* **REQUIRED TASK**: The listing below should be written out exactly; please include all of it.

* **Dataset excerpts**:
┌────────

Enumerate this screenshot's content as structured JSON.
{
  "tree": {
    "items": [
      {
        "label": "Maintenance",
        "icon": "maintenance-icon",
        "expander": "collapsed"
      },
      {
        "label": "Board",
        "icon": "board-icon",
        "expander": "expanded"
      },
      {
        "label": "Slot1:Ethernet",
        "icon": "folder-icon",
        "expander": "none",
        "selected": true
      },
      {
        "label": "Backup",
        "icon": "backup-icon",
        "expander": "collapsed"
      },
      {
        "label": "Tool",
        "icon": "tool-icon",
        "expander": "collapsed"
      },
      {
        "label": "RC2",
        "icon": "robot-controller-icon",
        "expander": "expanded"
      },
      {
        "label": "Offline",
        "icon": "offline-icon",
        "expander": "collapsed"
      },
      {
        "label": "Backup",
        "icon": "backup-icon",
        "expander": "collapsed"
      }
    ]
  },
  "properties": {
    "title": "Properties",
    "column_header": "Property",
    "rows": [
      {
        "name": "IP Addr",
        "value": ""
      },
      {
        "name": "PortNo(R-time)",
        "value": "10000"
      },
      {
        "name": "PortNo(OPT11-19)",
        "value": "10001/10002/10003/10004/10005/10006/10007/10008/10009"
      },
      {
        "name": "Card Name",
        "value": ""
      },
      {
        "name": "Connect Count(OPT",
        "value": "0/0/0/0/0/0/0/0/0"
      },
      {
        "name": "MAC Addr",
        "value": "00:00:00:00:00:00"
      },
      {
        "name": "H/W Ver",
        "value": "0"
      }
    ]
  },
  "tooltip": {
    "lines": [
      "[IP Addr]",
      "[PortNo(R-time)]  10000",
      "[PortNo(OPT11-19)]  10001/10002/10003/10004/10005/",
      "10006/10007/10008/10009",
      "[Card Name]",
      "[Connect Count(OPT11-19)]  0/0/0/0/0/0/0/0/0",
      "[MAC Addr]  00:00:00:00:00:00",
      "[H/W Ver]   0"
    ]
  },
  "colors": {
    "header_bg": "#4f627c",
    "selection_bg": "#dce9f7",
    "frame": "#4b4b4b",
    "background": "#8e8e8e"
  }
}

└────────

* **EXERCISE ANSWER**:
Enumerate this screenshot's content as structured JSON.
{
  "tree": {
    "items": [
      {
        "label": "Maintenance",
        "icon": "maintenance-icon",
        "expander": "collapsed"
      },
      {
        "label": "Board",
        "icon": "board-icon",
        "expander": "expanded"
      },
      {
        "label": "Slot1:Ethernet",
        "icon": "folder-icon",
        "expander": "none",
        "selected": true
      },
      {
        "label": "Backup",
        "icon": "backup-icon",
        "expander": "collapsed"
      },
      {
        "label": "Tool",
        "icon": "tool-icon",
        "expander": "collapsed"
      },
      {
        "label": "RC2",
        "icon": "robot-controller-icon",
        "expander": "expanded"
      },
      {
        "label": "Offline",
        "icon": "offline-icon",
        "expander": "collapsed"
      },
      {
        "label": "Backup",
        "icon": "backup-icon",
        "expander": "collapsed"
      }
    ]
  },
  "properties": {
    "title": "Properties",
    "column_header": "Property",
    "rows": [
      {
        "name": "IP Addr",
        "value": ""
      },
      {
        "name": "PortNo(R-time)",
        "value": "10000"
      },
      {
        "name": "PortNo(OPT11-19)",
        "value": "10001/10002/10003/10004/10005/10006/10007/10008/10009"
      },
      {
        "name": "Card Name",
        "value": ""
      },
      {
        "name": "Connect Count(OPT",
        "value": "0/0/0/0/0/0/0/0/0"
      },
      {
        "name": "MAC Addr",
        "value": "00:00:00:00:00:00"
      },
      {
        "name": "H/W Ver",
        "value": "0"
      }
    ]
  },
  "tooltip": {
    "lines": [
      "[IP Addr]",
      "[PortNo(R-time)]  10000",
      "[PortNo(OPT11-19)]  10001/10002/10003/10004/10005/",
      "10006/10007/10008/10009",
      "[Card Name]",
      "[Connect Count(OPT11-19)]  0/0/0/0/0/0/0/0/0",
      "[MAC Addr]  00:00:00:00:00:00",
      "[H/W Ver]   0"
    ]
  },
  "colors": {
    "header_bg": "#4f627c",
    "selection_bg": "#dce9f7",
    "frame": "#4b4b4b",
    "background": "#8e8e8e"
  }
}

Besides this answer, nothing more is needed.